## WHAT IS ASKED
Output each line of the material exactly as it stands.

## DATA SUPPLIED

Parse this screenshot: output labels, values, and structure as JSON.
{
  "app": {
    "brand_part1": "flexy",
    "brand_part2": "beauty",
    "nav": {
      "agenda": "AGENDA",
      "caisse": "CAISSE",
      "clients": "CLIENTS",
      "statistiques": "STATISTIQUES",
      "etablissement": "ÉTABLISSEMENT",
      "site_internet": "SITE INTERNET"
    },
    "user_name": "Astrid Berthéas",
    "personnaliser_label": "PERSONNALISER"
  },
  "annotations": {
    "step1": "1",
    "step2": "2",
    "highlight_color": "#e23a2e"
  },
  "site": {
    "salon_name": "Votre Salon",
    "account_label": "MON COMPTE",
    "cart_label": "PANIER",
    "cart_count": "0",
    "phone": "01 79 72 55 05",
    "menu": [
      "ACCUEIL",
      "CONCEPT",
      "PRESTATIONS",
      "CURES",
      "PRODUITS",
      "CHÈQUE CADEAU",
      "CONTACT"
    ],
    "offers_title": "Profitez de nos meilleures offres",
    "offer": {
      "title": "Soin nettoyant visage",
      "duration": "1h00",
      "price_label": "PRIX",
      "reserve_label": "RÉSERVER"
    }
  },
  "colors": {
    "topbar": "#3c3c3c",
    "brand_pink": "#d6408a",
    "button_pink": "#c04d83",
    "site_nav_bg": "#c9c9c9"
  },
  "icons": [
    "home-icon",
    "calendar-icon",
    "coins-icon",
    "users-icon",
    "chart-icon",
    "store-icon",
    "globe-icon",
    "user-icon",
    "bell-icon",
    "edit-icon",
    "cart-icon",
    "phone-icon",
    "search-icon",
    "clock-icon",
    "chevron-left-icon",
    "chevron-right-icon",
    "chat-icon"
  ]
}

## TASK RESULT
Parse this screenshot: output labels, values, and structure as JSON.
{
  "app": {
    "brand_part1": "flexy",
    "brand_part2": "beauty",
    "nav": {
      "agenda": "AGENDA",
      "caisse": "CAISSE",
      "clients": "CLIENTS",
      "statistiques": "STATISTIQUES",
      "etablissement": "ÉTABLISSEMENT",
      "site_internet": "SITE INTERNET"
    },
    "user_name": "Astrid Berthéas",
    "personnaliser_label": "PERSONNALISER"
  },
  "annotations": {
    "step1": "1",
    "step2": "2",
    "highlight_color": "#e23a2e"
  },
  "site": {
    "salon_name": "Votre Salon",
    "account_label": "MON COMPTE",
    "cart_label": "PANIER",
    "cart_count": "0",
    "phone": "01 79 72 55 05",
    "menu": [
      "ACCUEIL",
      "CONCEPT",
      "PRESTATIONS",
      "CURES",
      "PRODUITS",
      "CHÈQUE CADEAU",
      "CONTACT"
    ],
    "offers_title": "Profitez de nos meilleures offres",
    "offer": {
      "title": "Soin nettoyant visage",
      "duration": "1h00",
      "price_label": "PRIX",
      "reserve_label": "RÉSERVER"
    }
  },
  "colors": {
    "topbar": "#3c3c3c",
    "brand_pink": "#d6408a",
    "button_pink": "#c04d83",
    "site_nav_bg": "#c9c9c9"
  },
  "icons": [
    "home-icon",
    "calendar-icon",
    "coins-icon",
    "users-icon",
    "chart-icon",
    "store-icon",
    "globe-icon",
    "user-icon",
    "bell-icon",
    "edit-icon",
    "cart-icon",
    "phone-icon",
    "search-icon",
    "clock-icon",
    "chevron-left-icon",
    "chevron-right-icon",
    "chat-icon"
  ]
}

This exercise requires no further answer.